▸ **TASK OBJECTIVE**: Go through the listing below and gather every line with the word "сборке".

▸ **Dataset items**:
--- begin ---

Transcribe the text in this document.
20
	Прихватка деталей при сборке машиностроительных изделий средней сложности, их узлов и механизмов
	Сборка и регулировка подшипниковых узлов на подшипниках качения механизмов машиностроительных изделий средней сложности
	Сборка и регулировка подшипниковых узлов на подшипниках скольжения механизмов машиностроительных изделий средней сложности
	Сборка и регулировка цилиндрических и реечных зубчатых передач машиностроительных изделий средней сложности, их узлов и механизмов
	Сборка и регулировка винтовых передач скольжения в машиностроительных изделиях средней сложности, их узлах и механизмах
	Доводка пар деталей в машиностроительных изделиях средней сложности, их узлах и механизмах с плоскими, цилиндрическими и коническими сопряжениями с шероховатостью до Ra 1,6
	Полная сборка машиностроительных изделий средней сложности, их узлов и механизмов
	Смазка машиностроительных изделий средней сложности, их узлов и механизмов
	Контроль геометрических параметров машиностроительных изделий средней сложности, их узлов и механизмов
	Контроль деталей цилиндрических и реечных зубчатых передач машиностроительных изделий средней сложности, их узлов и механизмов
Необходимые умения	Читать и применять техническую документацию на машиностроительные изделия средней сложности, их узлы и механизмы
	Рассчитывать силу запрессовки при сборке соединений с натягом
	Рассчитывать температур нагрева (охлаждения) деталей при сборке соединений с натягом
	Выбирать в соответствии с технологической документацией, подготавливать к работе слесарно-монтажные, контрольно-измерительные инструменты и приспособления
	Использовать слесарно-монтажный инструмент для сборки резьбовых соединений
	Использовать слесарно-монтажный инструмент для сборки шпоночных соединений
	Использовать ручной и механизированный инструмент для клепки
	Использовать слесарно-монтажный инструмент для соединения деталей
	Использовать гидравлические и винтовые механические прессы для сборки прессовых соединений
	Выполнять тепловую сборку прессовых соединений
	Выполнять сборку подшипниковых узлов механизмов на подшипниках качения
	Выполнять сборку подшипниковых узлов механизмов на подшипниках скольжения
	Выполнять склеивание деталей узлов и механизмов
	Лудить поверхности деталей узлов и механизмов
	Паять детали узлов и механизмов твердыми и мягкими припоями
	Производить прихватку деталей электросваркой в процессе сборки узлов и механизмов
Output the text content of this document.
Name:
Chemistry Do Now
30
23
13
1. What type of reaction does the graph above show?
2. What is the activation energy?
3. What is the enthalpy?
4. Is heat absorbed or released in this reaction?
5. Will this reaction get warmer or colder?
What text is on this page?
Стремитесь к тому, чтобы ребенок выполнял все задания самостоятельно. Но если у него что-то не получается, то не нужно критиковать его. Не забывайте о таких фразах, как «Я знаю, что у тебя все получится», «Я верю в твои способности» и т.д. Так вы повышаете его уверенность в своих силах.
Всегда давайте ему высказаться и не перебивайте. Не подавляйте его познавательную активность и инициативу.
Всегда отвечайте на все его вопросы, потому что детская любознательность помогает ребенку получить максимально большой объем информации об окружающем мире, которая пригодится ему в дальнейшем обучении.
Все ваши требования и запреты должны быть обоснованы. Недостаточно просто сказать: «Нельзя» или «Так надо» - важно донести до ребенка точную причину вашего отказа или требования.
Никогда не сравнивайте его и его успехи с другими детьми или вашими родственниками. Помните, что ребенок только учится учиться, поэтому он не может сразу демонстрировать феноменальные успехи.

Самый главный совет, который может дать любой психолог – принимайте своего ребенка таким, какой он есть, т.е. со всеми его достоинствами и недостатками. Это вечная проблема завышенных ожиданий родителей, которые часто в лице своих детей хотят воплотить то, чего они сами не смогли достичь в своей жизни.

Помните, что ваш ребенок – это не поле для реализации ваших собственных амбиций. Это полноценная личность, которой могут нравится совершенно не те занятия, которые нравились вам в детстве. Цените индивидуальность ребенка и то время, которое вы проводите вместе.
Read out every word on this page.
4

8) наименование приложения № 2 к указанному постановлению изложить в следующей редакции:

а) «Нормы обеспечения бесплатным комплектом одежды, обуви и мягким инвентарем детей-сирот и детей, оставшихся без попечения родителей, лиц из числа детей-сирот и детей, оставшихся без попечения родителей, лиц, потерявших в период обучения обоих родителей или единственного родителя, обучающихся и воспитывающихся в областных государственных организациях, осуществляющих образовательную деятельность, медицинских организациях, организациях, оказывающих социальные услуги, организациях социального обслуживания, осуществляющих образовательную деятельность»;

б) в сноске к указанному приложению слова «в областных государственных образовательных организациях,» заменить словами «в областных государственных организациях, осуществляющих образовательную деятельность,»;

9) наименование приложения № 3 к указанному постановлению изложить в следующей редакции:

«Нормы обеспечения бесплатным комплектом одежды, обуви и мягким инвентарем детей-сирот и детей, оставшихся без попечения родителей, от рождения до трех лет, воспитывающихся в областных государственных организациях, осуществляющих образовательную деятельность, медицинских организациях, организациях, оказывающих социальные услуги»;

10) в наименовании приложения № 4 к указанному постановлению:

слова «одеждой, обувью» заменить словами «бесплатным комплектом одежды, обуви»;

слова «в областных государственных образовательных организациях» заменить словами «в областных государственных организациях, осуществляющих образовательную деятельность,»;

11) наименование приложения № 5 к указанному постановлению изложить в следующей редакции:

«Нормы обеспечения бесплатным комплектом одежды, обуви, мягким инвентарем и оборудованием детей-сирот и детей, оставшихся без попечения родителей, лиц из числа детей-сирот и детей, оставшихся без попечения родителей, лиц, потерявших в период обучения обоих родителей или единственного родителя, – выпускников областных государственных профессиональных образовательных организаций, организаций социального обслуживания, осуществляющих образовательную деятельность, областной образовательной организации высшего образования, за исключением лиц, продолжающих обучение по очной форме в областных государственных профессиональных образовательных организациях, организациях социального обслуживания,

--- end ---

▸ **FINAL ANSWER**:
	Прихватка деталей при сборке машиностроительных изделий средней сложности, их узлов и механизмов
	Рассчитывать силу запрессовки при сборке соединений с натягом
	Рассчитывать температур нагрева (охлаждения) деталей при сборке соединений с натягом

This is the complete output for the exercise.